[Start of DATA EXTRACT]
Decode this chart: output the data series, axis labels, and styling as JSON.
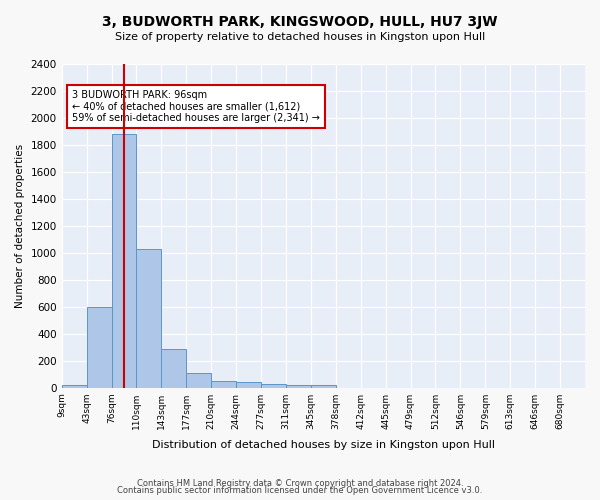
{
  "title": "3, BUDWORTH PARK, KINGSWOOD, HULL, HU7 3JW",
  "subtitle": "Size of property relative to detached houses in Kingston upon Hull",
  "xlabel": "Distribution of detached houses by size in Kingston upon Hull",
  "ylabel": "Number of detached properties",
  "bar_values": [
    20,
    600,
    1880,
    1030,
    290,
    110,
    50,
    45,
    30,
    20,
    20,
    0,
    0,
    0,
    0,
    0,
    0,
    0,
    0,
    0,
    0
  ],
  "bin_labels": [
    "9sqm",
    "43sqm",
    "76sqm",
    "110sqm",
    "143sqm",
    "177sqm",
    "210sqm",
    "244sqm",
    "277sqm",
    "311sqm",
    "345sqm",
    "378sqm",
    "412sqm",
    "445sqm",
    "479sqm",
    "512sqm",
    "546sqm",
    "579sqm",
    "613sqm",
    "646sqm",
    "680sqm"
  ],
  "bar_color": "#aec6e8",
  "bar_edgecolor": "#5a96c8",
  "bg_color": "#e8eef8",
  "grid_color": "#ffffff",
  "property_label": "3 BUDWORTH PARK: 96sqm",
  "annotation_line1": "← 40% of detached houses are smaller (1,612)",
  "annotation_line2": "59% of semi-detached houses are larger (2,341) →",
  "marker_bin_index": 2,
  "ylim": [
    0,
    2400
  ],
  "yticks": [
    0,
    200,
    400,
    600,
    800,
    1000,
    1200,
    1400,
    1600,
    1800,
    2000,
    2200,
    2400
  ],
  "footer1": "Contains HM Land Registry data © Crown copyright and database right 2024.",
  "footer2": "Contains public sector information licensed under the Open Government Licence v3.0.",
  "annotation_box_color": "#cc0000",
  "red_line_color": "#cc0000"
}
[End of DATA EXTRACT]
WORK TO DO
Take the entries shown above and quote them verbatim, passing over the pictures.

TASK RESULT
Decode this chart: output the data series, axis labels, and styling as JSON.
{
  "title": "3, BUDWORTH PARK, KINGSWOOD, HULL, HU7 3JW",
  "subtitle": "Size of property relative to detached houses in Kingston upon Hull",
  "xlabel": "Distribution of detached houses by size in Kingston upon Hull",
  "ylabel": "Number of detached properties",
  "bar_values": [
    20,
    600,
    1880,
    1030,
    290,
    110,
    50,
    45,
    30,
    20,
    20,
    0,
    0,
    0,
    0,
    0,
    0,
    0,
    0,
    0,
    0
  ],
  "bin_labels": [
    "9sqm",
    "43sqm",
    "76sqm",
    "110sqm",
    "143sqm",
    "177sqm",
    "210sqm",
    "244sqm",
    "277sqm",
    "311sqm",
    "345sqm",
    "378sqm",
    "412sqm",
    "445sqm",
    "479sqm",
    "512sqm",
    "546sqm",
    "579sqm",
    "613sqm",
    "646sqm",
    "680sqm"
  ],
  "bar_color": "#aec6e8",
  "bar_edgecolor": "#5a96c8",
  "bg_color": "#e8eef8",
  "grid_color": "#ffffff",
  "property_label": "3 BUDWORTH PARK: 96sqm",
  "annotation_line1": "← 40% of detached houses are smaller (1,612)",
  "annotation_line2": "59% of semi-detached houses are larger (2,341) →",
  "marker_bin_index": 2,
  "ylim": [
    0,
    2400
  ],
  "yticks": [
    0,
    200,
    400,
    600,
    800,
    1000,
    1200,
    1400,
    1600,
    1800,
    2000,
    2200,
    2400
  ],
  "footer1": "Contains HM Land Registry data © Crown copyright and database right 2024.",
  "footer2": "Contains public sector information licensed under the Open Government Licence v3.0.",
  "annotation_box_color": "#cc0000",
  "red_line_color": "#cc0000"
}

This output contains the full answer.